→ Task description:
Write out the data below exactly as given, without any of its pictures.

[Records]

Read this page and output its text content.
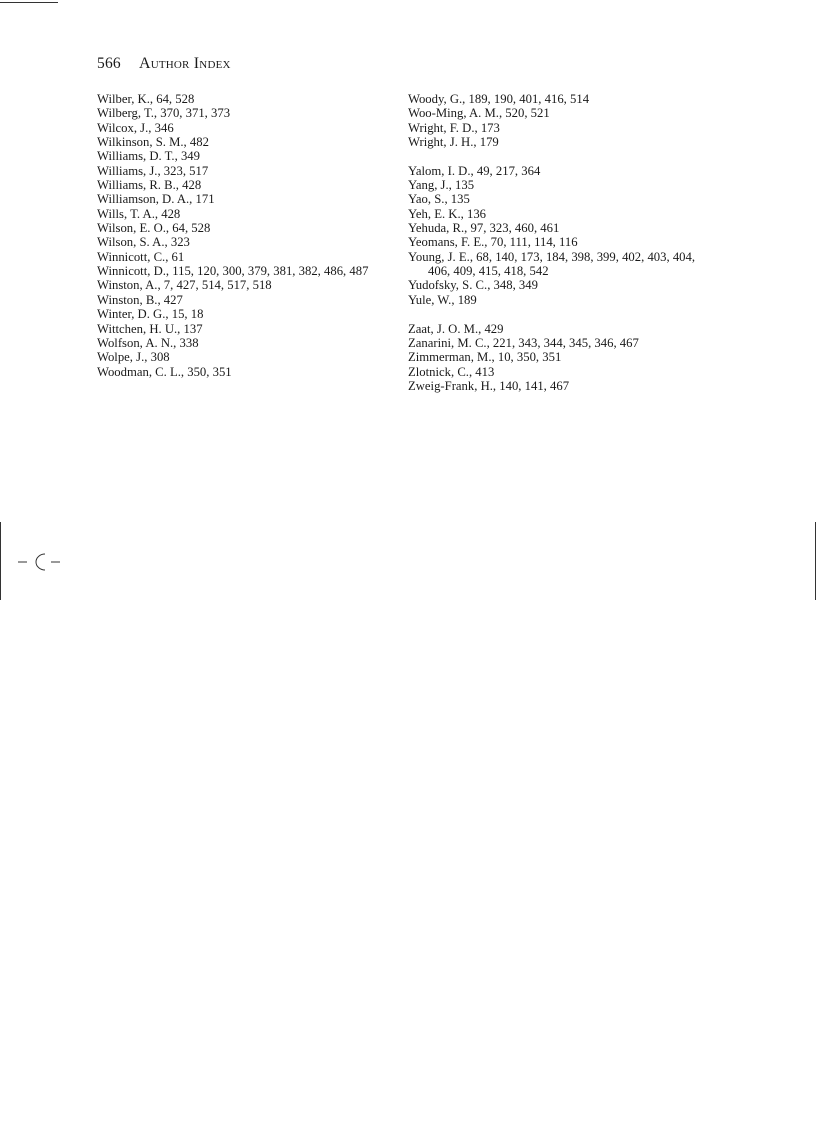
566 Author Index
Wilber, K., 64, 528
Wilberg, T., 370, 371, 373
Wilcox, J., 346
Wilkinson, S. M., 482
Williams, D. T., 349
Williams, J., 323, 517
Williams, R. B., 428
Williamson, D. A., 171
Wills, T. A., 428
Wilson, E. O., 64, 528
Wilson, S. A., 323
Winnicott, C., 61
Winnicott, D., 115, 120, 300, 379, 381, 382, 486, 487
Winston, A., 7, 427, 514, 517, 518
Winston, B., 427
Winter, D. G., 15, 18
Wittchen, H. U., 137
Wolfson, A. N., 338
Wolpe, J., 308
Woodman, C. L., 350, 351
Woody, G., 189, 190, 401, 416, 514
Woo-Ming, A. M., 520, 521
Wright, F. D., 173
Wright, J. H., 179
Yalom, I. D., 49, 217, 364
Yang, J., 135
Yao, S., 135
Yeh, E. K., 136
Yehuda, R., 97, 323, 460, 461
Yeomans, F. E., 70, 111, 114, 116
Young, J. E., 68, 140, 173, 184, 398, 399, 402, 403, 404, 406, 409, 415, 418, 542
Yudofsky, S. C., 348, 349
Yule, W., 189
Zaat, J. O. M., 429
Zanarini, M. C., 221, 343, 344, 345, 346, 467
Zimmerman, M., 10, 350, 351
Zlotnick, C., 413
Zweig-Frank, H., 140, 141, 467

→ Complete output:
Read this page and output its text content.
566 Author Index
Wilber, K., 64, 528
Wilberg, T., 370, 371, 373
Wilcox, J., 346
Wilkinson, S. M., 482
Williams, D. T., 349
Williams, J., 323, 517
Williams, R. B., 428
Williamson, D. A., 171
Wills, T. A., 428
Wilson, E. O., 64, 528
Wilson, S. A., 323
Winnicott, C., 61
Winnicott, D., 115, 120, 300, 379, 381, 382, 486, 487
Winston, A., 7, 427, 514, 517, 518
Winston, B., 427
Winter, D. G., 15, 18
Wittchen, H. U., 137
Wolfson, A. N., 338
Wolpe, J., 308
Woodman, C. L., 350, 351
Woody, G., 189, 190, 401, 416, 514
Woo-Ming, A. M., 520, 521
Wright, F. D., 173
Wright, J. H., 179
Yalom, I. D., 49, 217, 364
Yang, J., 135
Yao, S., 135
Yeh, E. K., 136
Yehuda, R., 97, 323, 460, 461
Yeomans, F. E., 70, 111, 114, 116
Young, J. E., 68, 140, 173, 184, 398, 399, 402, 403, 404, 406, 409, 415, 418, 542
Yudofsky, S. C., 348, 349
Yule, W., 189
Zaat, J. O. M., 429
Zanarini, M. C., 221, 343, 344, 345, 346, 467
Zimmerman, M., 10, 350, 351
Zlotnick, C., 413
Zweig-Frank, H., 140, 141, 467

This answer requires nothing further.